◆ INSTRUCTION 1:
In the edge-banding thread below, why does one reply propose putting every other screw on the opposite side of the cauls? Explain in one to three sentences.
◆ INSTRUCTION 2:
Using the edge-banding thread below, answer each item briefly and mark your answers (a), (b), (c):
(a) What size boards does the original post plan to cut for the clamping setup?
(b) About how much did the clamps bought at Harbor Freight cost each?
(c) How is guitar binding sometimes glued, according to one reply?

◆ GIVEN PASSAGE:
━━━
# Any thoughts on this idea or has it already been done?



## Dave95694 (Dec 3, 2017)

I am about to do some solid wood edge banding but do not have many clamps, so I thought of making my own setup.

Cut two 2" x 3/4" x 36" boards and screw screws in 1" increments along the length of both. Now clamp these on opposite sides of the work piece so it is sandwiched between both jigs (using just two c-clamps on the ends of the jigs). Now all I have to do is stretch heavy duty rubber bands up and over the workpiece and hook them on the screws holding the edge banding tight to the workpiece.

Has anyone done this and would it work?


----------



## jerkylips (May 13, 2011)

I can't speak to your idea specifically, but I had a project a year or so ago & needed more clamps than I had - got quite a few at harbor freight really cheap - like 3-4 dollars each.


----------



## Loren (May 30, 2008)

Guitar binding is sometimes glued by wrapping
rubber inner tube strips many times around
the body. It's takes some time but a guitar
is worth it.


----------



## Kazooman (Jan 20, 2013)

I use rubber bands as clamps on small items all the time. They work great.


----------



## JBrow (Nov 18, 2015)

Dave Cox,

I have not done what you are proposing. Your method may or may not apply sufficient pressure to bring the edge banding against what I assume is plywood to leave a nearly invisible glue seam. I will hereafter refer to the material to which the edge banding is applied as plywood. I suspect that this method may apply more pressure on the top face (where the heavy duty rubber bands are placed) than on the opposite face, even with the C clamps on the ends. The force could be better equalized by installing every other screw on the opposite side of the 2" x 36" cauls. But even with this, less than perfectly mated plywood/edge banding could result in a wider glue seam in the center than at the ends (where C clamps are applied). My conclusion is that your clamping may work but I am not sure it will yield the tightest glue seam.

Some alternative options are:

1) Use a C clamp to pull the edge banding tight to the plywood at one end. Then apply masking tape tightly across the edge banding on each side of the C clamp. Move the C clamp a few inches away and re-clamp and apply masking tape. This process would continue down the length of the work piece.
━━━
◆ DATA EXTRACT:
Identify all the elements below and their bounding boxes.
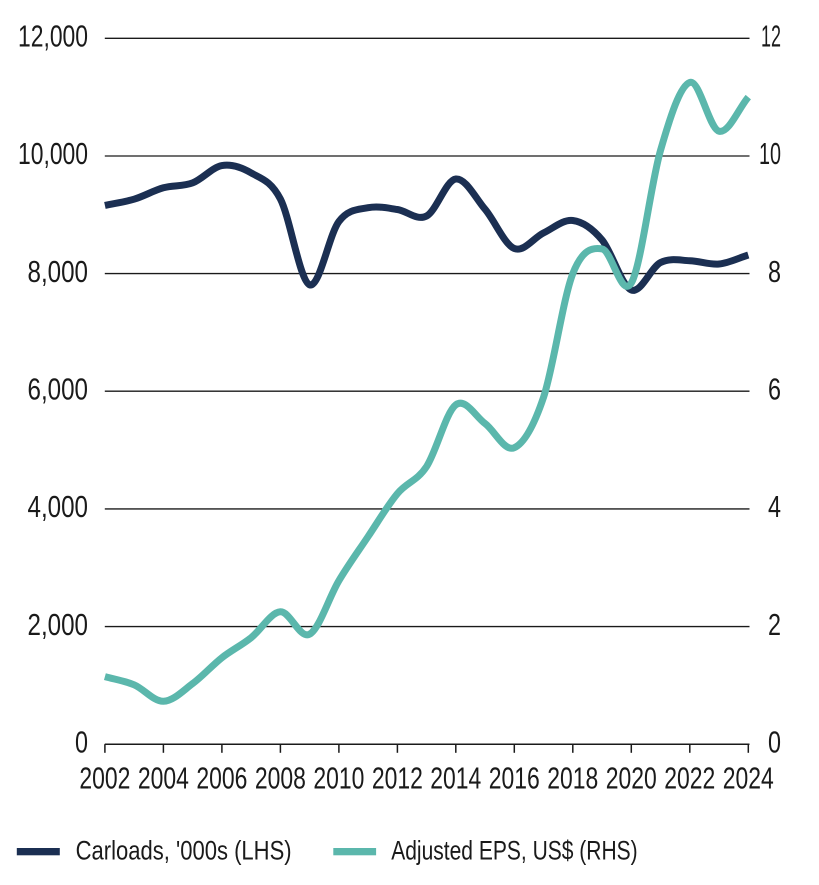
━━━
◆ EXERCISE SOLUTION 1:
The reply suspects that the rubber-band method may press harder on the top face, where the heavy duty rubber bands are placed, than on the opposite face, even with C clamps on the ends. Alternating the screws between the two sides would better equalize the force on both faces.

◆ EXERCISE SOLUTION 2:
(a) Two boards, each 2" x 3/4" x 36".
(b) About 3 to 4 dollars each.
(c) By wrapping rubber inner tube strips many times around the body.